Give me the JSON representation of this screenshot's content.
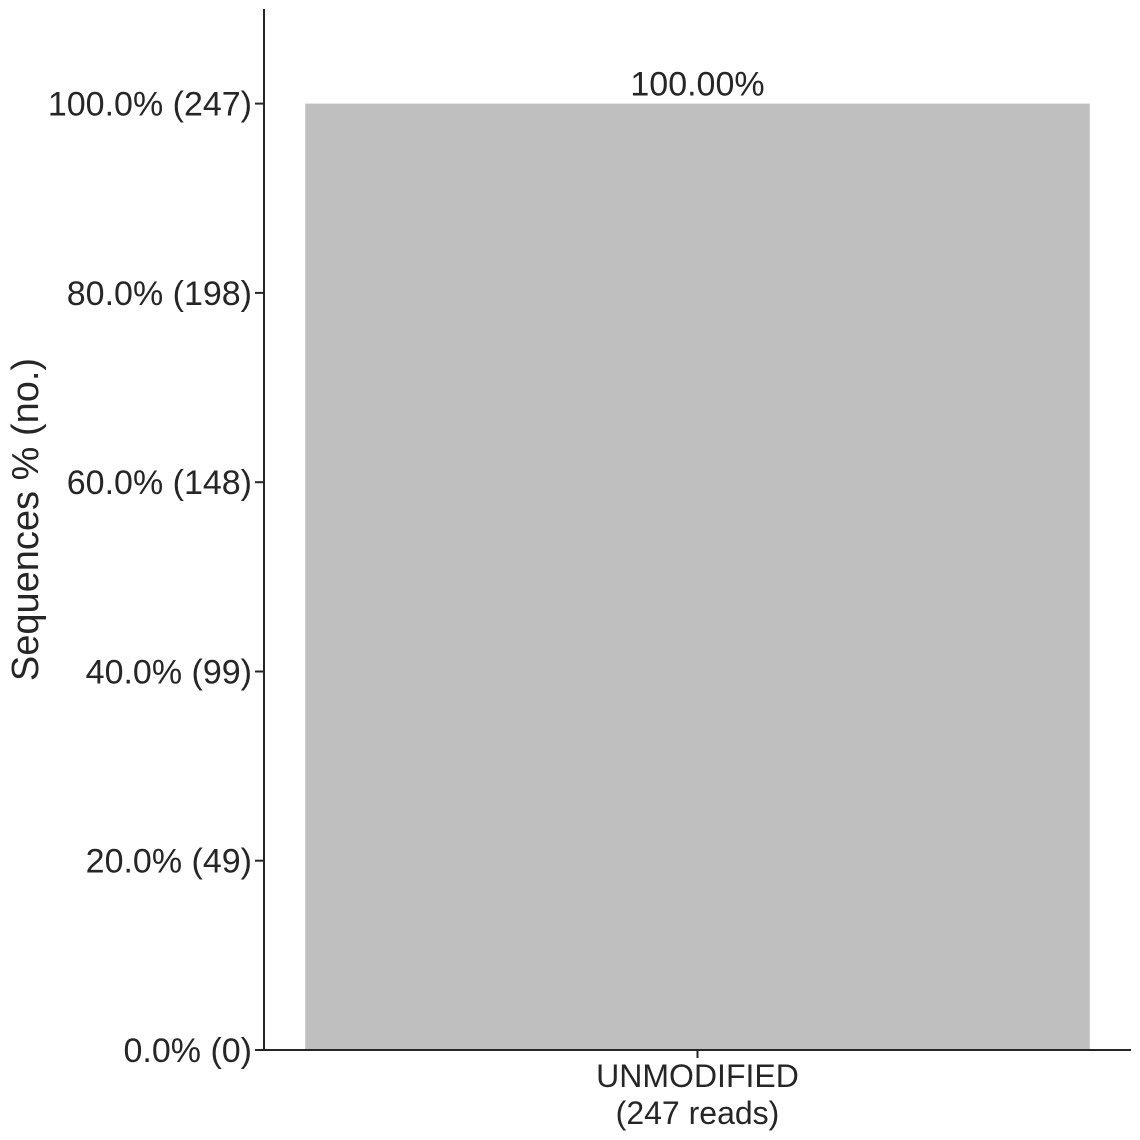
{
  "chart_data": {
    "type": "bar",
    "categories": [
      "UNMODIFIED\n(247 reads)"
    ],
    "values": [
      100.0
    ],
    "value_labels": [
      "100.00%"
    ],
    "ylabel": "Sequences % (no.)",
    "xlabel": "",
    "title": "",
    "ylim": [
      0,
      110
    ],
    "yticks": [
      0,
      20,
      40,
      60,
      80,
      100
    ],
    "ytick_labels": [
      "0.0% (0)",
      "20.0% (49)",
      "40.0% (99)",
      "60.0% (148)",
      "80.0% (198)",
      "100.0% (247)"
    ],
    "bar_color": "#bfbfbf",
    "axis_color": "#262626",
    "grid": false,
    "legend": "none"
  }
}
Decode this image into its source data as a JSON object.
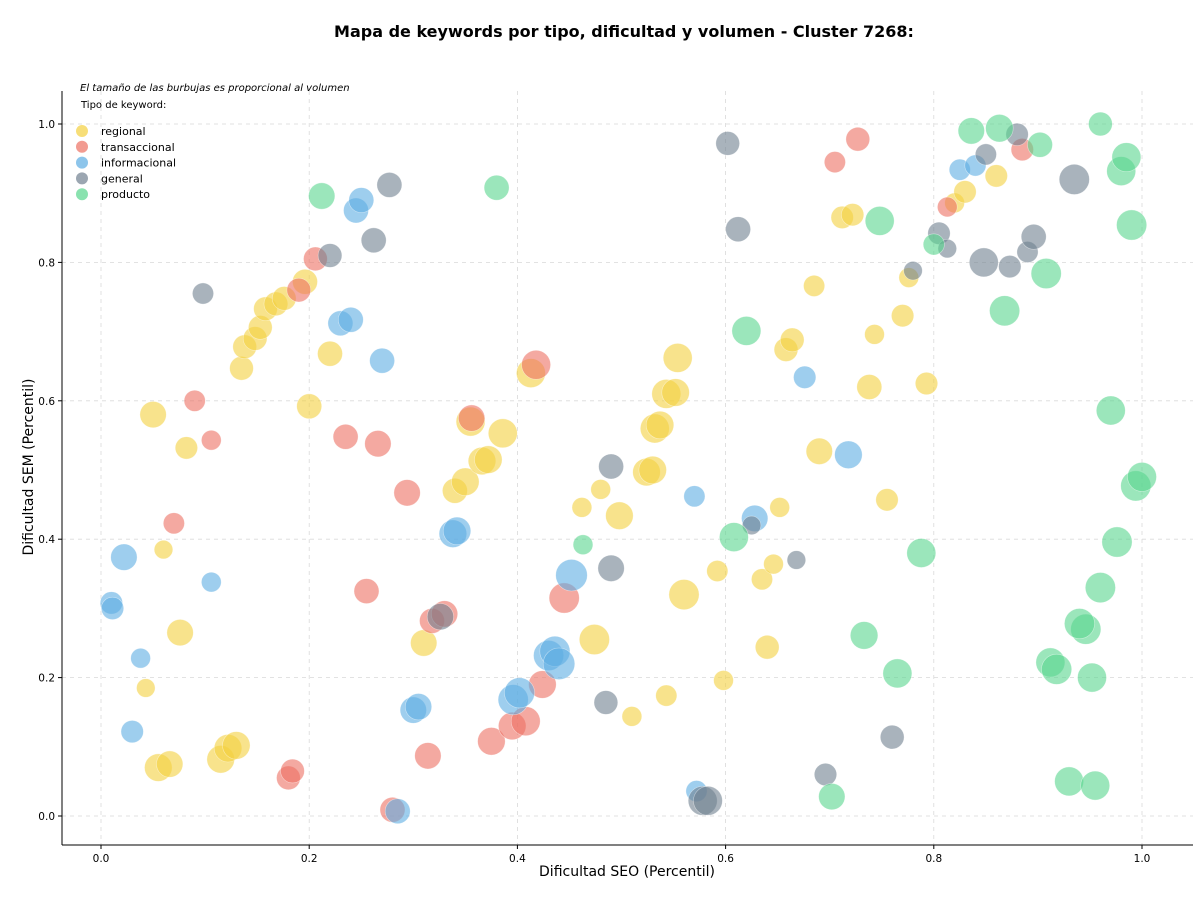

#### Task to complete:
Each record above is to be restated exactly, with its pictures removed from the copy.

#### Exercise solution:
Give me the JSON representation of this screenshot's content.
{
  "chart_data": {
    "type": "bar",
    "categories": [
      "UNMODIFIED\n(247 reads)"
    ],
    "values": [
      100.0
    ],
    "value_labels": [
      "100.00%"
    ],
    "ylabel": "Sequences % (no.)",
    "xlabel": "",
    "title": "",
    "ylim": [
      0,
      110
    ],
    "yticks": [
      0,
      20,
      40,
      60,
      80,
      100
    ],
    "ytick_labels": [
      "0.0% (0)",
      "20.0% (49)",
      "40.0% (99)",
      "60.0% (148)",
      "80.0% (198)",
      "100.0% (247)"
    ],
    "bar_color": "#bfbfbf",
    "axis_color": "#262626",
    "grid": false,
    "legend": "none"
  }
}
Decode this image into its source data as a JSON object.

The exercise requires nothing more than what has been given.